▶ Document text
BoE 7-2 Hold and Iran Peace Deal Reshape the Week's Narrative; GBP/USD Slips to 1.3195 as USD Firms on Hawkish Fed, EUR/USD Steadies Near 1.1447 as Oil Collapses, Friday, 19 June 2026

GBP/USD: 1.3195 | GBP/EUR: 1.1527 | EUR/USD: 1.1447

Key Takeaway

Two forces are pulling in opposite directions this morning: the hawkish Fed dot plot and the BoE's widened 7-2 vote split are keeping GBP/USD under pressure near its lowest level since early April, while the formalisation of the US-Iran interim peace agreement is collapsing Brent crude, pulling gilt and Bund yields lower, and providing a partial offset to the dollar's post-FOMC strength. Treasurers with GBP/USD payables should note that the pair remains vulnerable on any renewed dollar bid, while EUR/USD is finding tentative support from the oil-driven disinflation narrative that could temper ECB tightening expectations into July.

▶ Information provided
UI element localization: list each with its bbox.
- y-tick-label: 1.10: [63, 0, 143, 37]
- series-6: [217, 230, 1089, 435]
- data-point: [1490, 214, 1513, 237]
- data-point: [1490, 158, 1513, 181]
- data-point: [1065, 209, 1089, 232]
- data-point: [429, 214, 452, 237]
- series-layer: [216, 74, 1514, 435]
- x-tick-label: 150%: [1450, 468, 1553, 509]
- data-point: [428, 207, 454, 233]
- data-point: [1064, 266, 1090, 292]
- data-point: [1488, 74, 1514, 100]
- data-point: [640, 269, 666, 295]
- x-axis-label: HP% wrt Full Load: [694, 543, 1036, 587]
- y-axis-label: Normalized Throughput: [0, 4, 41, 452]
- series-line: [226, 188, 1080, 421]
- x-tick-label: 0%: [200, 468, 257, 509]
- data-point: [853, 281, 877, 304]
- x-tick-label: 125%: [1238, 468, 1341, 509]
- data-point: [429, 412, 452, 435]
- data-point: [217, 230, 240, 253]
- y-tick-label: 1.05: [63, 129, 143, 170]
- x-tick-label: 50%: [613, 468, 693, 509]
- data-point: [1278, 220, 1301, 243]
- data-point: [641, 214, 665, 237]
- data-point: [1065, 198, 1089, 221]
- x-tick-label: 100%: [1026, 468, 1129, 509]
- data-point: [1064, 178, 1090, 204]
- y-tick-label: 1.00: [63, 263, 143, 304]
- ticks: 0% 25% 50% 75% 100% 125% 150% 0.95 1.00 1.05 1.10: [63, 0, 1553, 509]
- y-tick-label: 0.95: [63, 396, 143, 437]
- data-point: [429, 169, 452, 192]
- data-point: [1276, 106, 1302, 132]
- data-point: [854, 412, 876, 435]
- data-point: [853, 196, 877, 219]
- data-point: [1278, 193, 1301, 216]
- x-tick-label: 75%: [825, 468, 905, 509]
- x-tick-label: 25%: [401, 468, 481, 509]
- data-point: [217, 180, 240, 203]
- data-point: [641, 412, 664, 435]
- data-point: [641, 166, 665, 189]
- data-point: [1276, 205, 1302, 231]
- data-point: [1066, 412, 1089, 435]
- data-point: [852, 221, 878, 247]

▶ Tasks
(1) Reproduce the stretch of the market commentary from "Key Takeaway" through "expectations into July.".
(2) List every currency pair for which the market commentary gives a rate, along with that rate.

▶ Solutions to the problems
(1)
Key Takeaway

Two forces are pulling in opposite directions this morning: the hawkish Fed dot plot and the BoE's widened 7-2 vote split are keeping GBP/USD under pressure near its lowest level since early April, while the formalisation of the US-Iran interim peace agreement is collapsing Brent crude, pulling gilt and Bund yields lower, and providing a partial offset to the dollar's post-FOMC strength. Treasurers with GBP/USD payables should note that the pair remains vulnerable on any renewed dollar bid, while EUR/USD is finding tentative support from the oil-driven disinflation narrative that could temper ECB tightening expectations into July.

(2)
- GBP/USD: 1.3195
- GBP/EUR: 1.1527
- EUR/USD: 1.1447